[Stored data entries]
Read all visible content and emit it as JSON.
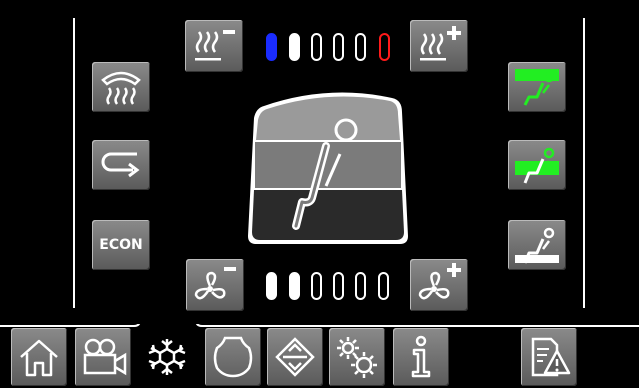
{
  "defrost_up_icon": "defrost-icon",
  "recirc_icon": "recirculation-icon",
  "econ_label": "ECON",
  "heat_minus_icon": "heat-minus-icon",
  "heat_plus_icon": "heat-plus-icon",
  "fan_minus_icon": "fan-minus-icon",
  "fan_plus_icon": "fan-plus-icon",
  "temperature_level": {
    "total": 6,
    "current": 2,
    "min_color": "#1a2cff",
    "max_color": "#ff1a1a"
  },
  "fan_level": {
    "total": 6,
    "current": 2
  },
  "airflow_modes": [
    {
      "name": "upper-airflow-icon",
      "active": true
    },
    {
      "name": "middle-airflow-icon",
      "active": true
    },
    {
      "name": "floor-airflow-icon",
      "active": false
    }
  ],
  "accent_color": "#22ee22",
  "tabs": [
    {
      "name": "home-icon"
    },
    {
      "name": "camera-icon"
    },
    {
      "name": "climate-icon",
      "active": true
    },
    {
      "name": "engine-icon"
    },
    {
      "name": "suspension-icon"
    },
    {
      "name": "settings-icon"
    },
    {
      "name": "info-icon"
    },
    {
      "name": "warning-log-icon"
    }
  ]
}
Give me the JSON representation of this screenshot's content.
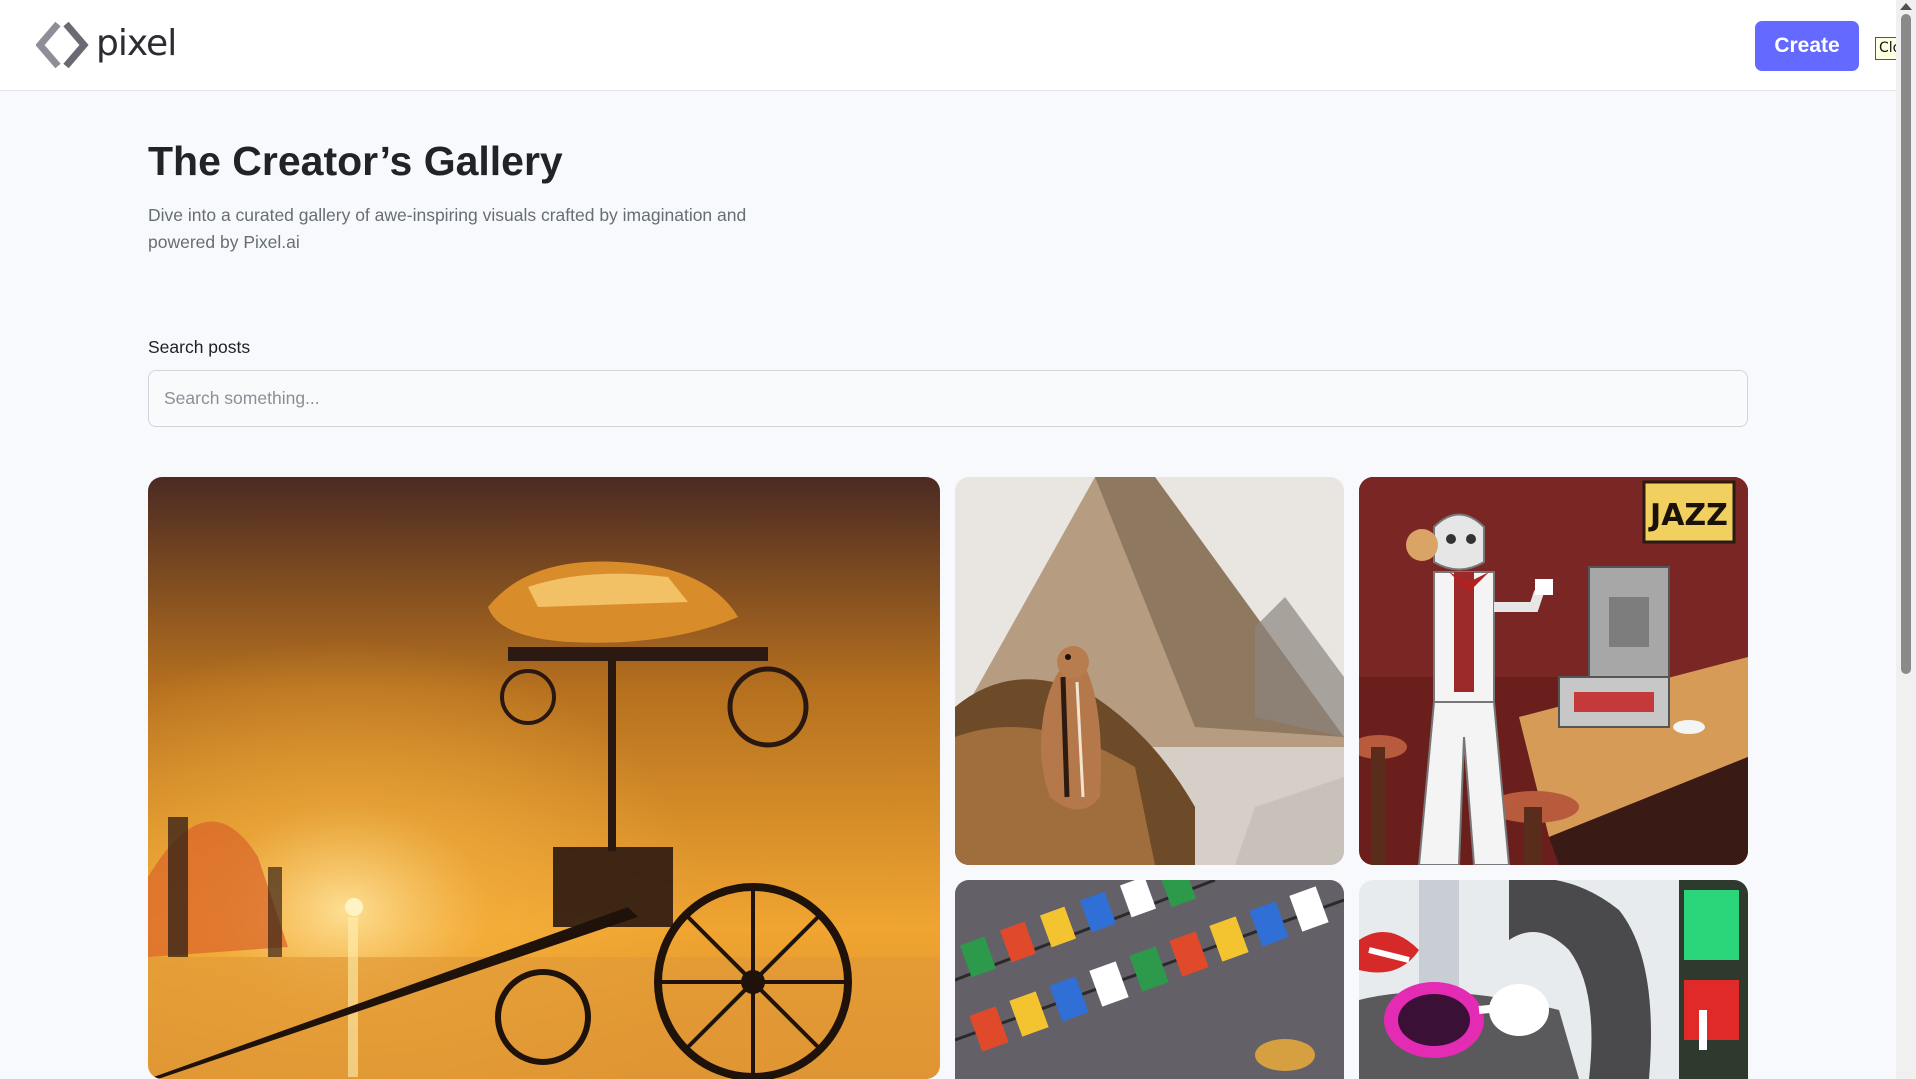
{
  "header": {
    "logo_text": "pixel",
    "create_label": "Create",
    "tooltip_text": "Close"
  },
  "hero": {
    "title": "The Creator’s Gallery",
    "subtitle": "Dive into a curated gallery of awe-inspiring visuals crafted by imagination and powered by Pixel.ai"
  },
  "search": {
    "label": "Search posts",
    "placeholder": "Search something...",
    "value": ""
  },
  "gallery": {
    "cards": [
      {
        "subject": "steampunk vehicle at sunset"
      },
      {
        "subject": "chipmunk at the pyramids"
      },
      {
        "subject": "robot barista jazz cafe",
        "sign_text": "JAZZ"
      },
      {
        "subject": "colorful prayer flags"
      },
      {
        "subject": "elephant with pink sunglasses"
      }
    ]
  },
  "colors": {
    "accent": "#6469ff",
    "background": "#f8f9fc",
    "title": "#222328",
    "subtitle": "#666e75"
  }
}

■ **Exercise goal**: Set down the complete material exactly, but do not include the images.

■ **Complete answer**:
Read all visible content and emit it as JSON.
{
  "defrost_up_icon": "defrost-icon",
  "recirc_icon": "recirculation-icon",
  "econ_label": "ECON",
  "heat_minus_icon": "heat-minus-icon",
  "heat_plus_icon": "heat-plus-icon",
  "fan_minus_icon": "fan-minus-icon",
  "fan_plus_icon": "fan-plus-icon",
  "temperature_level": {
    "total": 6,
    "current": 2,
    "min_color": "#1a2cff",
    "max_color": "#ff1a1a"
  },
  "fan_level": {
    "total": 6,
    "current": 2
  },
  "airflow_modes": [
    {
      "name": "upper-airflow-icon",
      "active": true
    },
    {
      "name": "middle-airflow-icon",
      "active": true
    },
    {
      "name": "floor-airflow-icon",
      "active": false
    }
  ],
  "accent_color": "#22ee22",
  "tabs": [
    {
      "name": "home-icon"
    },
    {
      "name": "camera-icon"
    },
    {
      "name": "climate-icon",
      "active": true
    },
    {
      "name": "engine-icon"
    },
    {
      "name": "suspension-icon"
    },
    {
      "name": "settings-icon"
    },
    {
      "name": "info-icon"
    },
    {
      "name": "warning-log-icon"
    }
  ]
}
Give me the JSON representation of this screenshot's content.
{
  "header": {
    "logo_text": "pixel",
    "create_label": "Create",
    "tooltip_text": "Close"
  },
  "hero": {
    "title": "The Creator’s Gallery",
    "subtitle": "Dive into a curated gallery of awe-inspiring visuals crafted by imagination and powered by Pixel.ai"
  },
  "search": {
    "label": "Search posts",
    "placeholder": "Search something...",
    "value": ""
  },
  "gallery": {
    "cards": [
      {
        "subject": "steampunk vehicle at sunset"
      },
      {
        "subject": "chipmunk at the pyramids"
      },
      {
        "subject": "robot barista jazz cafe",
        "sign_text": "JAZZ"
      },
      {
        "subject": "colorful prayer flags"
      },
      {
        "subject": "elephant with pink sunglasses"
      }
    ]
  },
  "colors": {
    "accent": "#6469ff",
    "background": "#f8f9fc",
    "title": "#222328",
    "subtitle": "#666e75"
  }
}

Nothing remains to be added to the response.